» To be done
Make an exact copy of the records, with the images left out.

----- Source material

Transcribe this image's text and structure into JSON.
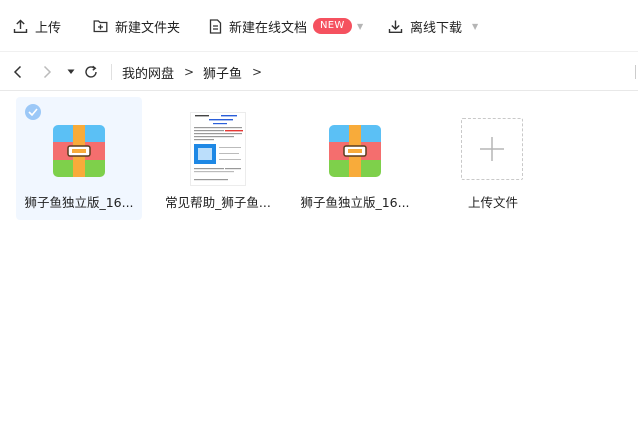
{
  "toolbar": {
    "upload_label": "上传",
    "new_folder_label": "新建文件夹",
    "new_online_doc_label": "新建在线文档",
    "new_badge": "NEW",
    "offline_download_label": "离线下载"
  },
  "breadcrumb": {
    "items": [
      "我的网盘",
      "狮子鱼"
    ],
    "separator": ">"
  },
  "files": [
    {
      "name": "狮子鱼独立版_16...",
      "type": "archive",
      "selected": true
    },
    {
      "name": "常见帮助_狮子鱼...",
      "type": "document",
      "selected": false
    },
    {
      "name": "狮子鱼独立版_16...",
      "type": "archive",
      "selected": false
    },
    {
      "name": "上传文件",
      "type": "upload-placeholder",
      "selected": false
    }
  ],
  "colors": {
    "badge": "#f5515f",
    "selected_bg": "#f1f7ff",
    "check": "#9cc8f7",
    "archive_blue": "#5bc0f5",
    "archive_red": "#f46e6e",
    "archive_green": "#7ed04b",
    "archive_orange": "#f8ab3a"
  }
}
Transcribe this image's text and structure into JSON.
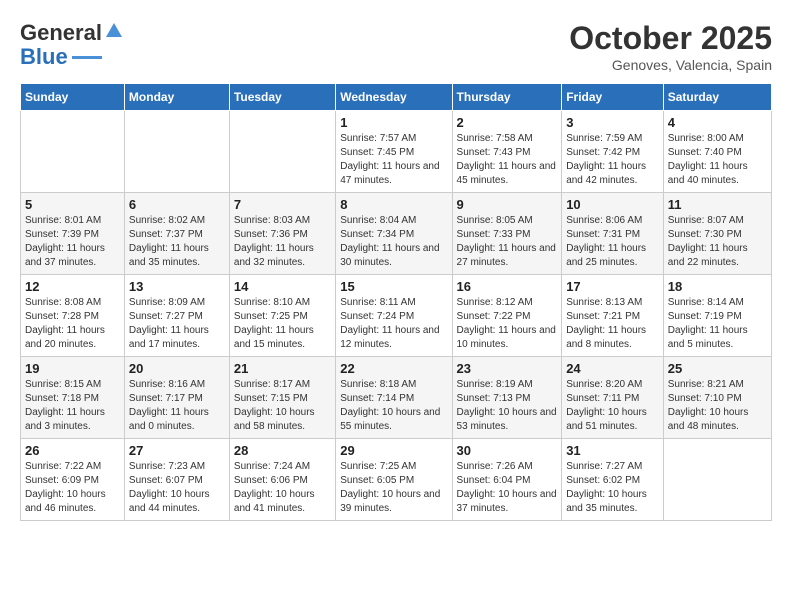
{
  "header": {
    "logo_general": "General",
    "logo_blue": "Blue",
    "title": "October 2025",
    "subtitle": "Genoves, Valencia, Spain"
  },
  "days_of_week": [
    "Sunday",
    "Monday",
    "Tuesday",
    "Wednesday",
    "Thursday",
    "Friday",
    "Saturday"
  ],
  "weeks": [
    [
      {
        "day": "",
        "info": ""
      },
      {
        "day": "",
        "info": ""
      },
      {
        "day": "",
        "info": ""
      },
      {
        "day": "1",
        "info": "Sunrise: 7:57 AM\nSunset: 7:45 PM\nDaylight: 11 hours and 47 minutes."
      },
      {
        "day": "2",
        "info": "Sunrise: 7:58 AM\nSunset: 7:43 PM\nDaylight: 11 hours and 45 minutes."
      },
      {
        "day": "3",
        "info": "Sunrise: 7:59 AM\nSunset: 7:42 PM\nDaylight: 11 hours and 42 minutes."
      },
      {
        "day": "4",
        "info": "Sunrise: 8:00 AM\nSunset: 7:40 PM\nDaylight: 11 hours and 40 minutes."
      }
    ],
    [
      {
        "day": "5",
        "info": "Sunrise: 8:01 AM\nSunset: 7:39 PM\nDaylight: 11 hours and 37 minutes."
      },
      {
        "day": "6",
        "info": "Sunrise: 8:02 AM\nSunset: 7:37 PM\nDaylight: 11 hours and 35 minutes."
      },
      {
        "day": "7",
        "info": "Sunrise: 8:03 AM\nSunset: 7:36 PM\nDaylight: 11 hours and 32 minutes."
      },
      {
        "day": "8",
        "info": "Sunrise: 8:04 AM\nSunset: 7:34 PM\nDaylight: 11 hours and 30 minutes."
      },
      {
        "day": "9",
        "info": "Sunrise: 8:05 AM\nSunset: 7:33 PM\nDaylight: 11 hours and 27 minutes."
      },
      {
        "day": "10",
        "info": "Sunrise: 8:06 AM\nSunset: 7:31 PM\nDaylight: 11 hours and 25 minutes."
      },
      {
        "day": "11",
        "info": "Sunrise: 8:07 AM\nSunset: 7:30 PM\nDaylight: 11 hours and 22 minutes."
      }
    ],
    [
      {
        "day": "12",
        "info": "Sunrise: 8:08 AM\nSunset: 7:28 PM\nDaylight: 11 hours and 20 minutes."
      },
      {
        "day": "13",
        "info": "Sunrise: 8:09 AM\nSunset: 7:27 PM\nDaylight: 11 hours and 17 minutes."
      },
      {
        "day": "14",
        "info": "Sunrise: 8:10 AM\nSunset: 7:25 PM\nDaylight: 11 hours and 15 minutes."
      },
      {
        "day": "15",
        "info": "Sunrise: 8:11 AM\nSunset: 7:24 PM\nDaylight: 11 hours and 12 minutes."
      },
      {
        "day": "16",
        "info": "Sunrise: 8:12 AM\nSunset: 7:22 PM\nDaylight: 11 hours and 10 minutes."
      },
      {
        "day": "17",
        "info": "Sunrise: 8:13 AM\nSunset: 7:21 PM\nDaylight: 11 hours and 8 minutes."
      },
      {
        "day": "18",
        "info": "Sunrise: 8:14 AM\nSunset: 7:19 PM\nDaylight: 11 hours and 5 minutes."
      }
    ],
    [
      {
        "day": "19",
        "info": "Sunrise: 8:15 AM\nSunset: 7:18 PM\nDaylight: 11 hours and 3 minutes."
      },
      {
        "day": "20",
        "info": "Sunrise: 8:16 AM\nSunset: 7:17 PM\nDaylight: 11 hours and 0 minutes."
      },
      {
        "day": "21",
        "info": "Sunrise: 8:17 AM\nSunset: 7:15 PM\nDaylight: 10 hours and 58 minutes."
      },
      {
        "day": "22",
        "info": "Sunrise: 8:18 AM\nSunset: 7:14 PM\nDaylight: 10 hours and 55 minutes."
      },
      {
        "day": "23",
        "info": "Sunrise: 8:19 AM\nSunset: 7:13 PM\nDaylight: 10 hours and 53 minutes."
      },
      {
        "day": "24",
        "info": "Sunrise: 8:20 AM\nSunset: 7:11 PM\nDaylight: 10 hours and 51 minutes."
      },
      {
        "day": "25",
        "info": "Sunrise: 8:21 AM\nSunset: 7:10 PM\nDaylight: 10 hours and 48 minutes."
      }
    ],
    [
      {
        "day": "26",
        "info": "Sunrise: 7:22 AM\nSunset: 6:09 PM\nDaylight: 10 hours and 46 minutes."
      },
      {
        "day": "27",
        "info": "Sunrise: 7:23 AM\nSunset: 6:07 PM\nDaylight: 10 hours and 44 minutes."
      },
      {
        "day": "28",
        "info": "Sunrise: 7:24 AM\nSunset: 6:06 PM\nDaylight: 10 hours and 41 minutes."
      },
      {
        "day": "29",
        "info": "Sunrise: 7:25 AM\nSunset: 6:05 PM\nDaylight: 10 hours and 39 minutes."
      },
      {
        "day": "30",
        "info": "Sunrise: 7:26 AM\nSunset: 6:04 PM\nDaylight: 10 hours and 37 minutes."
      },
      {
        "day": "31",
        "info": "Sunrise: 7:27 AM\nSunset: 6:02 PM\nDaylight: 10 hours and 35 minutes."
      },
      {
        "day": "",
        "info": ""
      }
    ]
  ]
}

----------

» Reply
Transcribe this image's text and structure into JSON.
{
  "toolbar": {
    "upload_label": "上传",
    "new_folder_label": "新建文件夹",
    "new_online_doc_label": "新建在线文档",
    "new_badge": "NEW",
    "offline_download_label": "离线下载"
  },
  "breadcrumb": {
    "items": [
      "我的网盘",
      "狮子鱼"
    ],
    "separator": ">"
  },
  "files": [
    {
      "name": "狮子鱼独立版_16...",
      "type": "archive",
      "selected": true
    },
    {
      "name": "常见帮助_狮子鱼...",
      "type": "document",
      "selected": false
    },
    {
      "name": "狮子鱼独立版_16...",
      "type": "archive",
      "selected": false
    },
    {
      "name": "上传文件",
      "type": "upload-placeholder",
      "selected": false
    }
  ],
  "colors": {
    "badge": "#f5515f",
    "selected_bg": "#f1f7ff",
    "check": "#9cc8f7",
    "archive_blue": "#5bc0f5",
    "archive_red": "#f46e6e",
    "archive_green": "#7ed04b",
    "archive_orange": "#f8ab3a"
  }
}
Transcribe this image's text and structure into JSON.
{
  "header": {
    "logo_general": "General",
    "logo_blue": "Blue",
    "title": "October 2025",
    "subtitle": "Genoves, Valencia, Spain"
  },
  "days_of_week": [
    "Sunday",
    "Monday",
    "Tuesday",
    "Wednesday",
    "Thursday",
    "Friday",
    "Saturday"
  ],
  "weeks": [
    [
      {
        "day": "",
        "info": ""
      },
      {
        "day": "",
        "info": ""
      },
      {
        "day": "",
        "info": ""
      },
      {
        "day": "1",
        "info": "Sunrise: 7:57 AM\nSunset: 7:45 PM\nDaylight: 11 hours and 47 minutes."
      },
      {
        "day": "2",
        "info": "Sunrise: 7:58 AM\nSunset: 7:43 PM\nDaylight: 11 hours and 45 minutes."
      },
      {
        "day": "3",
        "info": "Sunrise: 7:59 AM\nSunset: 7:42 PM\nDaylight: 11 hours and 42 minutes."
      },
      {
        "day": "4",
        "info": "Sunrise: 8:00 AM\nSunset: 7:40 PM\nDaylight: 11 hours and 40 minutes."
      }
    ],
    [
      {
        "day": "5",
        "info": "Sunrise: 8:01 AM\nSunset: 7:39 PM\nDaylight: 11 hours and 37 minutes."
      },
      {
        "day": "6",
        "info": "Sunrise: 8:02 AM\nSunset: 7:37 PM\nDaylight: 11 hours and 35 minutes."
      },
      {
        "day": "7",
        "info": "Sunrise: 8:03 AM\nSunset: 7:36 PM\nDaylight: 11 hours and 32 minutes."
      },
      {
        "day": "8",
        "info": "Sunrise: 8:04 AM\nSunset: 7:34 PM\nDaylight: 11 hours and 30 minutes."
      },
      {
        "day": "9",
        "info": "Sunrise: 8:05 AM\nSunset: 7:33 PM\nDaylight: 11 hours and 27 minutes."
      },
      {
        "day": "10",
        "info": "Sunrise: 8:06 AM\nSunset: 7:31 PM\nDaylight: 11 hours and 25 minutes."
      },
      {
        "day": "11",
        "info": "Sunrise: 8:07 AM\nSunset: 7:30 PM\nDaylight: 11 hours and 22 minutes."
      }
    ],
    [
      {
        "day": "12",
        "info": "Sunrise: 8:08 AM\nSunset: 7:28 PM\nDaylight: 11 hours and 20 minutes."
      },
      {
        "day": "13",
        "info": "Sunrise: 8:09 AM\nSunset: 7:27 PM\nDaylight: 11 hours and 17 minutes."
      },
      {
        "day": "14",
        "info": "Sunrise: 8:10 AM\nSunset: 7:25 PM\nDaylight: 11 hours and 15 minutes."
      },
      {
        "day": "15",
        "info": "Sunrise: 8:11 AM\nSunset: 7:24 PM\nDaylight: 11 hours and 12 minutes."
      },
      {
        "day": "16",
        "info": "Sunrise: 8:12 AM\nSunset: 7:22 PM\nDaylight: 11 hours and 10 minutes."
      },
      {
        "day": "17",
        "info": "Sunrise: 8:13 AM\nSunset: 7:21 PM\nDaylight: 11 hours and 8 minutes."
      },
      {
        "day": "18",
        "info": "Sunrise: 8:14 AM\nSunset: 7:19 PM\nDaylight: 11 hours and 5 minutes."
      }
    ],
    [
      {
        "day": "19",
        "info": "Sunrise: 8:15 AM\nSunset: 7:18 PM\nDaylight: 11 hours and 3 minutes."
      },
      {
        "day": "20",
        "info": "Sunrise: 8:16 AM\nSunset: 7:17 PM\nDaylight: 11 hours and 0 minutes."
      },
      {
        "day": "21",
        "info": "Sunrise: 8:17 AM\nSunset: 7:15 PM\nDaylight: 10 hours and 58 minutes."
      },
      {
        "day": "22",
        "info": "Sunrise: 8:18 AM\nSunset: 7:14 PM\nDaylight: 10 hours and 55 minutes."
      },
      {
        "day": "23",
        "info": "Sunrise: 8:19 AM\nSunset: 7:13 PM\nDaylight: 10 hours and 53 minutes."
      },
      {
        "day": "24",
        "info": "Sunrise: 8:20 AM\nSunset: 7:11 PM\nDaylight: 10 hours and 51 minutes."
      },
      {
        "day": "25",
        "info": "Sunrise: 8:21 AM\nSunset: 7:10 PM\nDaylight: 10 hours and 48 minutes."
      }
    ],
    [
      {
        "day": "26",
        "info": "Sunrise: 7:22 AM\nSunset: 6:09 PM\nDaylight: 10 hours and 46 minutes."
      },
      {
        "day": "27",
        "info": "Sunrise: 7:23 AM\nSunset: 6:07 PM\nDaylight: 10 hours and 44 minutes."
      },
      {
        "day": "28",
        "info": "Sunrise: 7:24 AM\nSunset: 6:06 PM\nDaylight: 10 hours and 41 minutes."
      },
      {
        "day": "29",
        "info": "Sunrise: 7:25 AM\nSunset: 6:05 PM\nDaylight: 10 hours and 39 minutes."
      },
      {
        "day": "30",
        "info": "Sunrise: 7:26 AM\nSunset: 6:04 PM\nDaylight: 10 hours and 37 minutes."
      },
      {
        "day": "31",
        "info": "Sunrise: 7:27 AM\nSunset: 6:02 PM\nDaylight: 10 hours and 35 minutes."
      },
      {
        "day": "",
        "info": ""
      }
    ]
  ]
}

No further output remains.